Set exercise: Write every entry out again exactly, please, and skip the pictures.

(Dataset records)
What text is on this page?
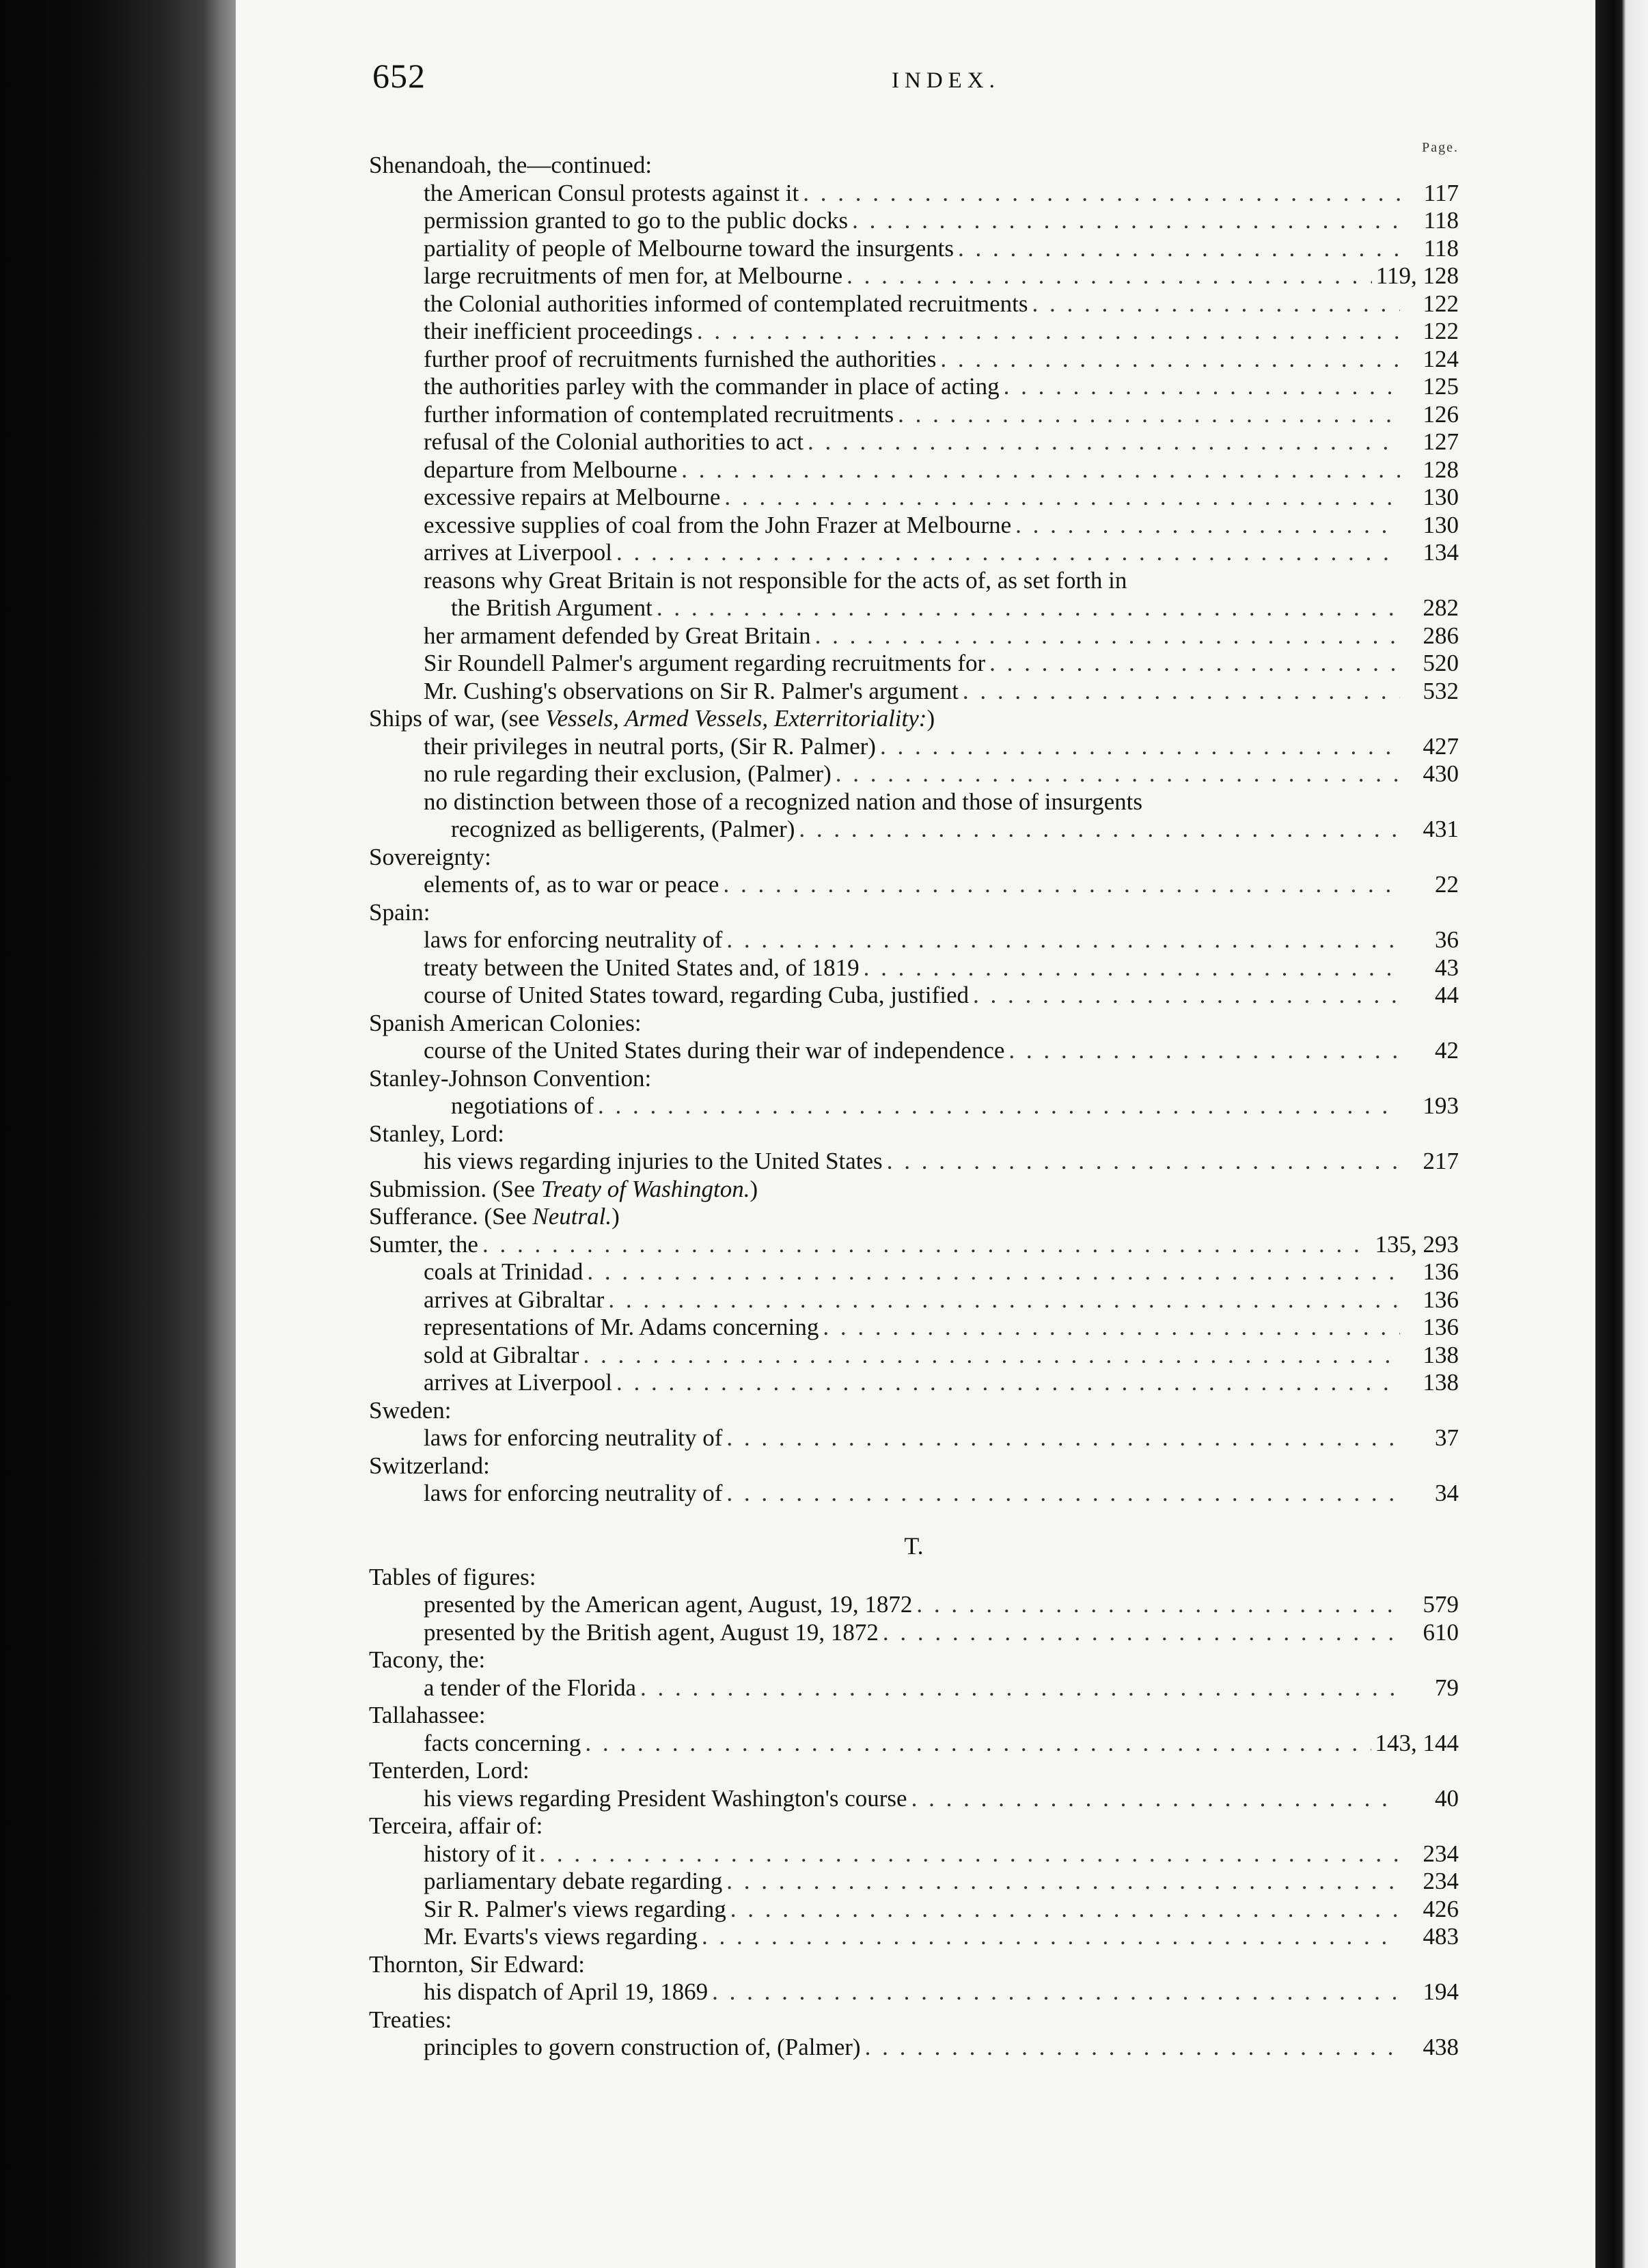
652	INDEX.
Page.
Shenandoah, the—continued:
the American Consul protests against it . . .	117
permission granted to go to the public docks . . .	118
partiality of people of Melbourne toward the insurgents . . .	118
large recruitments of men for, at Melbourne . . .	119, 128
the Colonial authorities informed of contemplated recruitments . . .	122
their inefficient proceedings . . .	122
further proof of recruitments furnished the authorities . . .	124
the authorities parley with the commander in place of acting . . .	125
further information of contemplated recruitments . . .	126
refusal of the Colonial authorities to act . . .	127
departure from Melbourne . . .	128
excessive repairs at Melbourne . . .	130
excessive supplies of coal from the John Frazer at Melbourne . . .	130
arrives at Liverpool . . .	134
reasons why Great Britain is not responsible for the acts of, as set forth in
the British Argument . . .	282
her armament defended by Great Britain . . .	286
Sir Roundell Palmer's argument regarding recruitments for . . .	520
Mr. Cushing's observations on Sir R. Palmer's argument . . .	532
Ships of war, (see Vessels, Armed Vessels, Exterritoriality:)
their privileges in neutral ports, (Sir R. Palmer) . . .	427
no rule regarding their exclusion, (Palmer) . . .	430
no distinction between those of a recognized nation and those of insurgents
recognized as belligerents, (Palmer) . . .	431
Sovereignty:
elements of, as to war or peace . . .	22
Spain:
laws for enforcing neutrality of . . .	36
treaty between the United States and, of 1819 . . .	43
course of United States toward, regarding Cuba, justified . . .	44
Spanish American Colonies:
course of the United States during their war of independence . . .	42
Stanley-Johnson Convention:
negotiations of . . .	193
Stanley, Lord:
his views regarding injuries to the United States . . .	217
Submission. (See Treaty of Washington.)
Sufferance. (See Neutral.)
Sumter, the . . .	135, 293
coals at Trinidad . . .	136
arrives at Gibraltar . . .	136
representations of Mr. Adams concerning . . .	136
sold at Gibraltar . . .	138
arrives at Liverpool . . .	138
Sweden:
laws for enforcing neutrality of . . .	37
Switzerland:
laws for enforcing neutrality of . . .	34
T.
Tables of figures:
presented by the American agent, August, 19, 1872 . . .	579
presented by the British agent, August 19, 1872 . . .	610
Tacony, the:
a tender of the Florida . . .	79
Tallahassee:
facts concerning . . .	143, 144
Tenterden, Lord:
his views regarding President Washington's course . . .	40
Terceira, affair of:
history of it . . .	234
parliamentary debate regarding . . .	234
Sir R. Palmer's views regarding . . .	426
Mr. Evarts's views regarding . . .	483
Thornton, Sir Edward:
his dispatch of April 19, 1869 . . .	194
Treaties:
principles to govern construction of, (Palmer) . . .	438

Finished task:
What text is on this page?
652	INDEX.
Page.
Shenandoah, the—continued:
the American Consul protests against it . . .	117
permission granted to go to the public docks . . .	118
partiality of people of Melbourne toward the insurgents . . .	118
large recruitments of men for, at Melbourne . . .	119, 128
the Colonial authorities informed of contemplated recruitments . . .	122
their inefficient proceedings . . .	122
further proof of recruitments furnished the authorities . . .	124
the authorities parley with the commander in place of acting . . .	125
further information of contemplated recruitments . . .	126
refusal of the Colonial authorities to act . . .	127
departure from Melbourne . . .	128
excessive repairs at Melbourne . . .	130
excessive supplies of coal from the John Frazer at Melbourne . . .	130
arrives at Liverpool . . .	134
reasons why Great Britain is not responsible for the acts of, as set forth in
the British Argument . . .	282
her armament defended by Great Britain . . .	286
Sir Roundell Palmer's argument regarding recruitments for . . .	520
Mr. Cushing's observations on Sir R. Palmer's argument . . .	532
Ships of war, (see Vessels, Armed Vessels, Exterritoriality:)
their privileges in neutral ports, (Sir R. Palmer) . . .	427
no rule regarding their exclusion, (Palmer) . . .	430
no distinction between those of a recognized nation and those of insurgents
recognized as belligerents, (Palmer) . . .	431
Sovereignty:
elements of, as to war or peace . . .	22
Spain:
laws for enforcing neutrality of . . .	36
treaty between the United States and, of 1819 . . .	43
course of United States toward, regarding Cuba, justified . . .	44
Spanish American Colonies:
course of the United States during their war of independence . . .	42
Stanley-Johnson Convention:
negotiations of . . .	193
Stanley, Lord:
his views regarding injuries to the United States . . .	217
Submission. (See Treaty of Washington.)
Sufferance. (See Neutral.)
Sumter, the . . .	135, 293
coals at Trinidad . . .	136
arrives at Gibraltar . . .	136
representations of Mr. Adams concerning . . .	136
sold at Gibraltar . . .	138
arrives at Liverpool . . .	138
Sweden:
laws for enforcing neutrality of . . .	37
Switzerland:
laws for enforcing neutrality of . . .	34
T.
Tables of figures:
presented by the American agent, August, 19, 1872 . . .	579
presented by the British agent, August 19, 1872 . . .	610
Tacony, the:
a tender of the Florida . . .	79
Tallahassee:
facts concerning . . .	143, 144
Tenterden, Lord:
his views regarding President Washington's course . . .	40
Terceira, affair of:
history of it . . .	234
parliamentary debate regarding . . .	234
Sir R. Palmer's views regarding . . .	426
Mr. Evarts's views regarding . . .	483
Thornton, Sir Edward:
his dispatch of April 19, 1869 . . .	194
Treaties:
principles to govern construction of, (Palmer) . . .	438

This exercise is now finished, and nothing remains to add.